Task details: The records below must be output exactly, without pictures.

Records provided:

▼

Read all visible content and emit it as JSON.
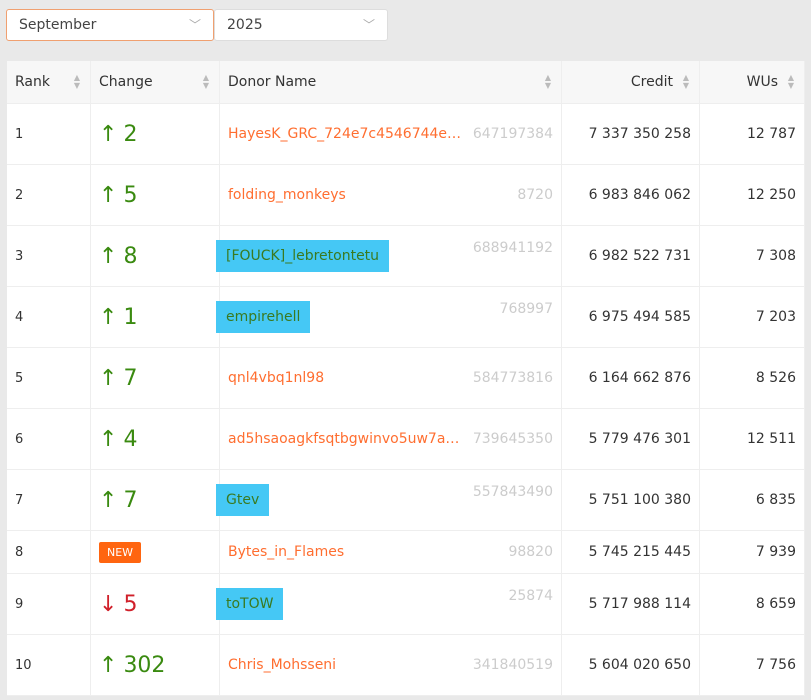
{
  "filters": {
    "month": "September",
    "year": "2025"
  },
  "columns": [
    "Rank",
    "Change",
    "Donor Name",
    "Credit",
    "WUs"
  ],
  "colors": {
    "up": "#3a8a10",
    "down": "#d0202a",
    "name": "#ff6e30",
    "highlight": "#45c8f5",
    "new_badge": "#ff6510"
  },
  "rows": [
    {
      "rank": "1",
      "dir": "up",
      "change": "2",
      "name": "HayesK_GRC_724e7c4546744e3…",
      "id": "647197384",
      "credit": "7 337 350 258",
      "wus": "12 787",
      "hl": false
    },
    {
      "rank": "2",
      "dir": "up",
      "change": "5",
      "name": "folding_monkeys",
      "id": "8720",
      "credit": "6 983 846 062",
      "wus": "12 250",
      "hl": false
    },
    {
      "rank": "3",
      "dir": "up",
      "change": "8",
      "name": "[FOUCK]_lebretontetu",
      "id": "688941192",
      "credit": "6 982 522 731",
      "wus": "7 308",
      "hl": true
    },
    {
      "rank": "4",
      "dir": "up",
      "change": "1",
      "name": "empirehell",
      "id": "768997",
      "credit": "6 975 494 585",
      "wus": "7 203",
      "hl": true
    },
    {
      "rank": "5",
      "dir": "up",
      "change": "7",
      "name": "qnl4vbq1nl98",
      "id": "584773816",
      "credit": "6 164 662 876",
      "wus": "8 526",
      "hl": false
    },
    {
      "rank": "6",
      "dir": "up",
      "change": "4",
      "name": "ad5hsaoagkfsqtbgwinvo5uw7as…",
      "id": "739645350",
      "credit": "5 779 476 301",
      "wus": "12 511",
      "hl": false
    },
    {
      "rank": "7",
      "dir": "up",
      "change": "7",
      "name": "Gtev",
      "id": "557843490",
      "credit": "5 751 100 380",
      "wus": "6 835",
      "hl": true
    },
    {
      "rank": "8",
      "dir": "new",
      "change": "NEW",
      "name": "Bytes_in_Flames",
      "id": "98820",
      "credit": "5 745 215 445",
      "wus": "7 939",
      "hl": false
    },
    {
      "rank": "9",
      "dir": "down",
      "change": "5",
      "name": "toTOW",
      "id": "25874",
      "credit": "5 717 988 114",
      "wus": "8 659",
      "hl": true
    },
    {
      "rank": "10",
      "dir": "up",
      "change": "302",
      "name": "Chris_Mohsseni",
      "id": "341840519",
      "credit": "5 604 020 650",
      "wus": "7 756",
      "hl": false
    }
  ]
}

▲

Task output:
Read all visible content and emit it as JSON.
{
  "filters": {
    "month": "September",
    "year": "2025"
  },
  "columns": [
    "Rank",
    "Change",
    "Donor Name",
    "Credit",
    "WUs"
  ],
  "colors": {
    "up": "#3a8a10",
    "down": "#d0202a",
    "name": "#ff6e30",
    "highlight": "#45c8f5",
    "new_badge": "#ff6510"
  },
  "rows": [
    {
      "rank": "1",
      "dir": "up",
      "change": "2",
      "name": "HayesK_GRC_724e7c4546744e3…",
      "id": "647197384",
      "credit": "7 337 350 258",
      "wus": "12 787",
      "hl": false
    },
    {
      "rank": "2",
      "dir": "up",
      "change": "5",
      "name": "folding_monkeys",
      "id": "8720",
      "credit": "6 983 846 062",
      "wus": "12 250",
      "hl": false
    },
    {
      "rank": "3",
      "dir": "up",
      "change": "8",
      "name": "[FOUCK]_lebretontetu",
      "id": "688941192",
      "credit": "6 982 522 731",
      "wus": "7 308",
      "hl": true
    },
    {
      "rank": "4",
      "dir": "up",
      "change": "1",
      "name": "empirehell",
      "id": "768997",
      "credit": "6 975 494 585",
      "wus": "7 203",
      "hl": true
    },
    {
      "rank": "5",
      "dir": "up",
      "change": "7",
      "name": "qnl4vbq1nl98",
      "id": "584773816",
      "credit": "6 164 662 876",
      "wus": "8 526",
      "hl": false
    },
    {
      "rank": "6",
      "dir": "up",
      "change": "4",
      "name": "ad5hsaoagkfsqtbgwinvo5uw7as…",
      "id": "739645350",
      "credit": "5 779 476 301",
      "wus": "12 511",
      "hl": false
    },
    {
      "rank": "7",
      "dir": "up",
      "change": "7",
      "name": "Gtev",
      "id": "557843490",
      "credit": "5 751 100 380",
      "wus": "6 835",
      "hl": true
    },
    {
      "rank": "8",
      "dir": "new",
      "change": "NEW",
      "name": "Bytes_in_Flames",
      "id": "98820",
      "credit": "5 745 215 445",
      "wus": "7 939",
      "hl": false
    },
    {
      "rank": "9",
      "dir": "down",
      "change": "5",
      "name": "toTOW",
      "id": "25874",
      "credit": "5 717 988 114",
      "wus": "8 659",
      "hl": true
    },
    {
      "rank": "10",
      "dir": "up",
      "change": "302",
      "name": "Chris_Mohsseni",
      "id": "341840519",
      "credit": "5 604 020 650",
      "wus": "7 756",
      "hl": false
    }
  ]
}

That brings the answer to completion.